____ Data provided
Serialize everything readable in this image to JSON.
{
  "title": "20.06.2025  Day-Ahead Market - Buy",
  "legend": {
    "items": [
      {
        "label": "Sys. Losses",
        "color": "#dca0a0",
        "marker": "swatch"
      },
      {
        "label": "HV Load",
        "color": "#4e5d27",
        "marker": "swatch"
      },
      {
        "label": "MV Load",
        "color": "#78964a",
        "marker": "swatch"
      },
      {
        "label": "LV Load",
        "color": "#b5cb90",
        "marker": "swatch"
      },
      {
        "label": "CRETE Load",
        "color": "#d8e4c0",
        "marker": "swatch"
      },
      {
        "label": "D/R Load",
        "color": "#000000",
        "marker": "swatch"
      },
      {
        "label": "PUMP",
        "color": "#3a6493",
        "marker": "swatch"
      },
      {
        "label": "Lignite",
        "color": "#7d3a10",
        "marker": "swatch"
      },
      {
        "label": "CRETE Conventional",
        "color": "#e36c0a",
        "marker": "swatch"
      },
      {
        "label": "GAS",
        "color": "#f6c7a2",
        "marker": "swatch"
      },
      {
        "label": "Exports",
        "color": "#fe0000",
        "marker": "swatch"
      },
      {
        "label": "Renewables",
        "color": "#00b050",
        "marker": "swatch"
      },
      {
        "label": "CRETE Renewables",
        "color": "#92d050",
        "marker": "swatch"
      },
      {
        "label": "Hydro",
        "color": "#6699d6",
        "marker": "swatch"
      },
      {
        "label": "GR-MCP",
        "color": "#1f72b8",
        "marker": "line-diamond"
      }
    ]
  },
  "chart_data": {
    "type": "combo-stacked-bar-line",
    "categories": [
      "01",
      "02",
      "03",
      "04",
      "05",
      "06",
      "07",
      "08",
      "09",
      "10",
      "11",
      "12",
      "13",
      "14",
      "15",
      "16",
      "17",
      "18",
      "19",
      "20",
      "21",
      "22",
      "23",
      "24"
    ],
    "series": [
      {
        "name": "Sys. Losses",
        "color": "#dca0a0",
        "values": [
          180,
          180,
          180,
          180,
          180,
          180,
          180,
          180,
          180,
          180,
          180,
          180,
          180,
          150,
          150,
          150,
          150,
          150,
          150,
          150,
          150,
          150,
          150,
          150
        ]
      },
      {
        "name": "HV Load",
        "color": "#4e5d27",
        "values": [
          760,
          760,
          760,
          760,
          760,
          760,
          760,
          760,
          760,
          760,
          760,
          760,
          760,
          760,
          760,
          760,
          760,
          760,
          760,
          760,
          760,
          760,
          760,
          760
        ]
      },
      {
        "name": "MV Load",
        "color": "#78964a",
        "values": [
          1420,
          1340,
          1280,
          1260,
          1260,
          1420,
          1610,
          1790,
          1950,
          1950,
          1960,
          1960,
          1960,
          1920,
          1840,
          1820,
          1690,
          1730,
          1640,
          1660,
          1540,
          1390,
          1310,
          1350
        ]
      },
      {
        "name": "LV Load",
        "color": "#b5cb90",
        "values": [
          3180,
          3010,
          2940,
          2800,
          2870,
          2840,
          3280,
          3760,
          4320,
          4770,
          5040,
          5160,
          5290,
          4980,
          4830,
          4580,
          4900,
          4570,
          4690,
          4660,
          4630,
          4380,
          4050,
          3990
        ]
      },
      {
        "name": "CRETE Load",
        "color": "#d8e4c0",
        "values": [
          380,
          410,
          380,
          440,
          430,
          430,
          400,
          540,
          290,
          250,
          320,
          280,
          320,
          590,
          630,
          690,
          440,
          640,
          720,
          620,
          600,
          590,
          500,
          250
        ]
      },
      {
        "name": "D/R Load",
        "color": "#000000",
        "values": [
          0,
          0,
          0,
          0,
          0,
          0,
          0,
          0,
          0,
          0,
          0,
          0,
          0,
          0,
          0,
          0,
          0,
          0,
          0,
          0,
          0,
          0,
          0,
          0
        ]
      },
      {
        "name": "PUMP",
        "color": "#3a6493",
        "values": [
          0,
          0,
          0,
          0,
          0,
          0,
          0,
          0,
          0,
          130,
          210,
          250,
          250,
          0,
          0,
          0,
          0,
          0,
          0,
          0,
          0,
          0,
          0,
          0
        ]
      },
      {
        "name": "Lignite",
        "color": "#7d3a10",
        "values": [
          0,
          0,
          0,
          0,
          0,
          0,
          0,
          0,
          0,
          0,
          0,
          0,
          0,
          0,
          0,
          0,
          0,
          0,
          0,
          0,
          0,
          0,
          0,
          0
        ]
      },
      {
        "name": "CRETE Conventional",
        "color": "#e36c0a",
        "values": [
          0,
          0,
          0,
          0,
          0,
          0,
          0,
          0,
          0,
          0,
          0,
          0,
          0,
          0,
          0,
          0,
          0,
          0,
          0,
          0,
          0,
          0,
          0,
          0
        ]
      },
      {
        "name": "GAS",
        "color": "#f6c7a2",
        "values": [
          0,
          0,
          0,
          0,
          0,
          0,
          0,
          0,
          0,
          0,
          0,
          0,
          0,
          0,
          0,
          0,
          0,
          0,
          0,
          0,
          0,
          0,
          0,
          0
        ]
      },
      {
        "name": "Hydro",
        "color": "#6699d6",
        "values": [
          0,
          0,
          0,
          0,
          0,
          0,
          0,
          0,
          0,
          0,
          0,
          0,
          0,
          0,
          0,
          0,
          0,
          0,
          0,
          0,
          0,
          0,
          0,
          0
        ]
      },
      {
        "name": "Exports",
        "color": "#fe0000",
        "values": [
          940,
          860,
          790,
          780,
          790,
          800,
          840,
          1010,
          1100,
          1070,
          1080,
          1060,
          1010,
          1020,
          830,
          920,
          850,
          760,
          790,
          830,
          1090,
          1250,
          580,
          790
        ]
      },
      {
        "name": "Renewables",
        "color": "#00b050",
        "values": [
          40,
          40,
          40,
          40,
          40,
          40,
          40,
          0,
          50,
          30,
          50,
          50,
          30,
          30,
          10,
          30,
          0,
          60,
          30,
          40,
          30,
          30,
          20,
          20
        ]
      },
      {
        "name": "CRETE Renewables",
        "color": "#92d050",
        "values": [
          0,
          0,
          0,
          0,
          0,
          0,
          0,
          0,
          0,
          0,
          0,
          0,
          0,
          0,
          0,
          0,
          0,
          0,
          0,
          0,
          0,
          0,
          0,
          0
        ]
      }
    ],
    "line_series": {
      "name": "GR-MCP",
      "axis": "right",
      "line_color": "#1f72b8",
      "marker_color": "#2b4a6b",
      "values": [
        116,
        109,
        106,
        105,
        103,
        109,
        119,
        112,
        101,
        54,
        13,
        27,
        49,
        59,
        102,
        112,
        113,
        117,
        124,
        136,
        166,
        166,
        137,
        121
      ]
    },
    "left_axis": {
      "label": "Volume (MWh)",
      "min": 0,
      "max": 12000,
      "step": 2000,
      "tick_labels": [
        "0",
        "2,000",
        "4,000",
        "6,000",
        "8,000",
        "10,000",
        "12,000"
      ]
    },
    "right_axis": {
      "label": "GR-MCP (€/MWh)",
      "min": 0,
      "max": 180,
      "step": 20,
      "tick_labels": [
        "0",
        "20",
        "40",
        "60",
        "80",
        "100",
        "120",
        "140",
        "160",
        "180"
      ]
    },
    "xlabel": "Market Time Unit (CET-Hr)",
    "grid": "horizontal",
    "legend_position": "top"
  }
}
________
Objective: Go through the data above and find the lines with the word "Load". Copy each of those lines.

Correct output:
        "label": "HV Load",
        "label": "MV Load",
        "label": "LV Load",
        "label": "CRETE Load",
        "label": "D/R Load",
        "name": "HV Load",
        "name": "MV Load",
        "name": "LV Load",
        "name": "CRETE Load",
        "name": "D/R Load",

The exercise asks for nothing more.